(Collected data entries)

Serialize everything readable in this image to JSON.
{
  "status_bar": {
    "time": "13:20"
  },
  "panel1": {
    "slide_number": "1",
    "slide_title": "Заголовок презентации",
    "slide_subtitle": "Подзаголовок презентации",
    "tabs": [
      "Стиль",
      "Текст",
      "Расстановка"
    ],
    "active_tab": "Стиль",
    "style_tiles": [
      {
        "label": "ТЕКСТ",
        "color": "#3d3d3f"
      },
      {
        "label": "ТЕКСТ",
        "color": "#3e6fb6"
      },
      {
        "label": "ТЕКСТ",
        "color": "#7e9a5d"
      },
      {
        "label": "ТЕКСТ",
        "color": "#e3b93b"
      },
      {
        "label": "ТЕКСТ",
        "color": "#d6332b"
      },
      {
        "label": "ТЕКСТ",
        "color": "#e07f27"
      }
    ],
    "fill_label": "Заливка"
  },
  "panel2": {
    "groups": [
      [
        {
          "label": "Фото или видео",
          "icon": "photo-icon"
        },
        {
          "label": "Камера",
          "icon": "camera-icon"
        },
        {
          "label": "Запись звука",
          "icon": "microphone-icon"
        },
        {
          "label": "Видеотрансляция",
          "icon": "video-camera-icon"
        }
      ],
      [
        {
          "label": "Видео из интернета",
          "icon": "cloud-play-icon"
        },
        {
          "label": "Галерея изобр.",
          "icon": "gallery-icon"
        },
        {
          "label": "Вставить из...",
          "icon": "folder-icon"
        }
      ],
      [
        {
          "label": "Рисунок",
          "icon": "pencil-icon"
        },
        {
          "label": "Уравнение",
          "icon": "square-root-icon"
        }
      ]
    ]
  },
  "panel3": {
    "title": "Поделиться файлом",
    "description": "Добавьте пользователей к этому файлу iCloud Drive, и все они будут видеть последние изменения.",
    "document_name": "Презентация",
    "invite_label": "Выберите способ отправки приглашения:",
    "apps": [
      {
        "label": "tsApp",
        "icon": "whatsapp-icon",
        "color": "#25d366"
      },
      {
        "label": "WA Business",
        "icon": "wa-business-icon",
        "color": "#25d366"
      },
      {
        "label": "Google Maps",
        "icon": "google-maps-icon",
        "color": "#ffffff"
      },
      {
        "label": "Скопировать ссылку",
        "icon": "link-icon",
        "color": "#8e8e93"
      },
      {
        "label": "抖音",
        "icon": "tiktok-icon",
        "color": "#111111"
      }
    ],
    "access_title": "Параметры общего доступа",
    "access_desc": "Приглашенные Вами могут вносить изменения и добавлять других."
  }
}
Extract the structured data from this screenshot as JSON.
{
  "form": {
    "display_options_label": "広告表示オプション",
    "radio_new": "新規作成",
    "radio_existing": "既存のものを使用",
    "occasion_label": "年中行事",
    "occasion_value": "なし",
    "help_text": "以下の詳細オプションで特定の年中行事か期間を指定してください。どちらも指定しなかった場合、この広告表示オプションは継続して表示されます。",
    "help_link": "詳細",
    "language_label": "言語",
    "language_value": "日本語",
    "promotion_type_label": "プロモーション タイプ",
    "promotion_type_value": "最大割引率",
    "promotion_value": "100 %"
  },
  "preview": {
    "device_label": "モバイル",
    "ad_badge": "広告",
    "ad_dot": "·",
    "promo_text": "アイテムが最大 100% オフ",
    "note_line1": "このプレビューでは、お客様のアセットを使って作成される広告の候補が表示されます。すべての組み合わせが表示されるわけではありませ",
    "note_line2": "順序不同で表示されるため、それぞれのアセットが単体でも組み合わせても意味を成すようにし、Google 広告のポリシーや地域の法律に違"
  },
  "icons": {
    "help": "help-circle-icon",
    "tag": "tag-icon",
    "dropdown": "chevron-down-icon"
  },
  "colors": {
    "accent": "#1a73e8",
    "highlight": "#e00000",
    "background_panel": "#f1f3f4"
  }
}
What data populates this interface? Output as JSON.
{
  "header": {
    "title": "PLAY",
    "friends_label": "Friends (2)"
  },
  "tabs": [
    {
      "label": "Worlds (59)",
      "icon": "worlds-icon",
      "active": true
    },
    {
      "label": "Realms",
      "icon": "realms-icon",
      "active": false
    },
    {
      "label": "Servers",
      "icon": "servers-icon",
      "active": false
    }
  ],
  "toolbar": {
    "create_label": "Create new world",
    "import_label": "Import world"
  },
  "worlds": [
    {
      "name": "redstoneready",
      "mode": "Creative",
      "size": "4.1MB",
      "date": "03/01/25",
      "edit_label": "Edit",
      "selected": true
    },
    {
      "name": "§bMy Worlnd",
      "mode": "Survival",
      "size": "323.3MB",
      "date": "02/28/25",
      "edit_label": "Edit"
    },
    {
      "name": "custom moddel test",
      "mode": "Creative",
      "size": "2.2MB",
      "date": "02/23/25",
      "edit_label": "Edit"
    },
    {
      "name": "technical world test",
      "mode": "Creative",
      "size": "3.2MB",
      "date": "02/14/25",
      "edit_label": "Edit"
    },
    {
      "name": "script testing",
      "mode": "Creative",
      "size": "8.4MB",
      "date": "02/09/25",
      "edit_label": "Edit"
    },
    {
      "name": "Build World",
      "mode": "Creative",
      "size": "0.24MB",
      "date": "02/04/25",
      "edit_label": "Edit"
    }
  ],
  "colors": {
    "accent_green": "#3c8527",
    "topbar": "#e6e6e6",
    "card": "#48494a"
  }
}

(EXERCISE REQUIREMENTS): The records above are to be repeated exactly, in their entirety.

(RESULT FOR THIS TASK):
Serialize everything readable in this image to JSON.
{
  "status_bar": {
    "time": "13:20"
  },
  "panel1": {
    "slide_number": "1",
    "slide_title": "Заголовок презентации",
    "slide_subtitle": "Подзаголовок презентации",
    "tabs": [
      "Стиль",
      "Текст",
      "Расстановка"
    ],
    "active_tab": "Стиль",
    "style_tiles": [
      {
        "label": "ТЕКСТ",
        "color": "#3d3d3f"
      },
      {
        "label": "ТЕКСТ",
        "color": "#3e6fb6"
      },
      {
        "label": "ТЕКСТ",
        "color": "#7e9a5d"
      },
      {
        "label": "ТЕКСТ",
        "color": "#e3b93b"
      },
      {
        "label": "ТЕКСТ",
        "color": "#d6332b"
      },
      {
        "label": "ТЕКСТ",
        "color": "#e07f27"
      }
    ],
    "fill_label": "Заливка"
  },
  "panel2": {
    "groups": [
      [
        {
          "label": "Фото или видео",
          "icon": "photo-icon"
        },
        {
          "label": "Камера",
          "icon": "camera-icon"
        },
        {
          "label": "Запись звука",
          "icon": "microphone-icon"
        },
        {
          "label": "Видеотрансляция",
          "icon": "video-camera-icon"
        }
      ],
      [
        {
          "label": "Видео из интернета",
          "icon": "cloud-play-icon"
        },
        {
          "label": "Галерея изобр.",
          "icon": "gallery-icon"
        },
        {
          "label": "Вставить из...",
          "icon": "folder-icon"
        }
      ],
      [
        {
          "label": "Рисунок",
          "icon": "pencil-icon"
        },
        {
          "label": "Уравнение",
          "icon": "square-root-icon"
        }
      ]
    ]
  },
  "panel3": {
    "title": "Поделиться файлом",
    "description": "Добавьте пользователей к этому файлу iCloud Drive, и все они будут видеть последние изменения.",
    "document_name": "Презентация",
    "invite_label": "Выберите способ отправки приглашения:",
    "apps": [
      {
        "label": "tsApp",
        "icon": "whatsapp-icon",
        "color": "#25d366"
      },
      {
        "label": "WA Business",
        "icon": "wa-business-icon",
        "color": "#25d366"
      },
      {
        "label": "Google Maps",
        "icon": "google-maps-icon",
        "color": "#ffffff"
      },
      {
        "label": "Скопировать ссылку",
        "icon": "link-icon",
        "color": "#8e8e93"
      },
      {
        "label": "抖音",
        "icon": "tiktok-icon",
        "color": "#111111"
      }
    ],
    "access_title": "Параметры общего доступа",
    "access_desc": "Приглашенные Вами могут вносить изменения и добавлять других."
  }
}
Extract the structured data from this screenshot as JSON.
{
  "form": {
    "display_options_label": "広告表示オプション",
    "radio_new": "新規作成",
    "radio_existing": "既存のものを使用",
    "occasion_label": "年中行事",
    "occasion_value": "なし",
    "help_text": "以下の詳細オプションで特定の年中行事か期間を指定してください。どちらも指定しなかった場合、この広告表示オプションは継続して表示されます。",
    "help_link": "詳細",
    "language_label": "言語",
    "language_value": "日本語",
    "promotion_type_label": "プロモーション タイプ",
    "promotion_type_value": "最大割引率",
    "promotion_value": "100 %"
  },
  "preview": {
    "device_label": "モバイル",
    "ad_badge": "広告",
    "ad_dot": "·",
    "promo_text": "アイテムが最大 100% オフ",
    "note_line1": "このプレビューでは、お客様のアセットを使って作成される広告の候補が表示されます。すべての組み合わせが表示されるわけではありませ",
    "note_line2": "順序不同で表示されるため、それぞれのアセットが単体でも組み合わせても意味を成すようにし、Google 広告のポリシーや地域の法律に違"
  },
  "icons": {
    "help": "help-circle-icon",
    "tag": "tag-icon",
    "dropdown": "chevron-down-icon"
  },
  "colors": {
    "accent": "#1a73e8",
    "highlight": "#e00000",
    "background_panel": "#f1f3f4"
  }
}
What data populates this interface? Output as JSON.
{
  "header": {
    "title": "PLAY",
    "friends_label": "Friends (2)"
  },
  "tabs": [
    {
      "label": "Worlds (59)",
      "icon": "worlds-icon",
      "active": true
    },
    {
      "label": "Realms",
      "icon": "realms-icon",
      "active": false
    },
    {
      "label": "Servers",
      "icon": "servers-icon",
      "active": false
    }
  ],
  "toolbar": {
    "create_label": "Create new world",
    "import_label": "Import world"
  },
  "worlds": [
    {
      "name": "redstoneready",
      "mode": "Creative",
      "size": "4.1MB",
      "date": "03/01/25",
      "edit_label": "Edit",
      "selected": true
    },
    {
      "name": "§bMy Worlnd",
      "mode": "Survival",
      "size": "323.3MB",
      "date": "02/28/25",
      "edit_label": "Edit"
    },
    {
      "name": "custom moddel test",
      "mode": "Creative",
      "size": "2.2MB",
      "date": "02/23/25",
      "edit_label": "Edit"
    },
    {
      "name": "technical world test",
      "mode": "Creative",
      "size": "3.2MB",
      "date": "02/14/25",
      "edit_label": "Edit"
    },
    {
      "name": "script testing",
      "mode": "Creative",
      "size": "8.4MB",
      "date": "02/09/25",
      "edit_label": "Edit"
    },
    {
      "name": "Build World",
      "mode": "Creative",
      "size": "0.24MB",
      "date": "02/04/25",
      "edit_label": "Edit"
    }
  ],
  "colors": {
    "accent_green": "#3c8527",
    "topbar": "#e6e6e6",
    "card": "#48494a"
  }
}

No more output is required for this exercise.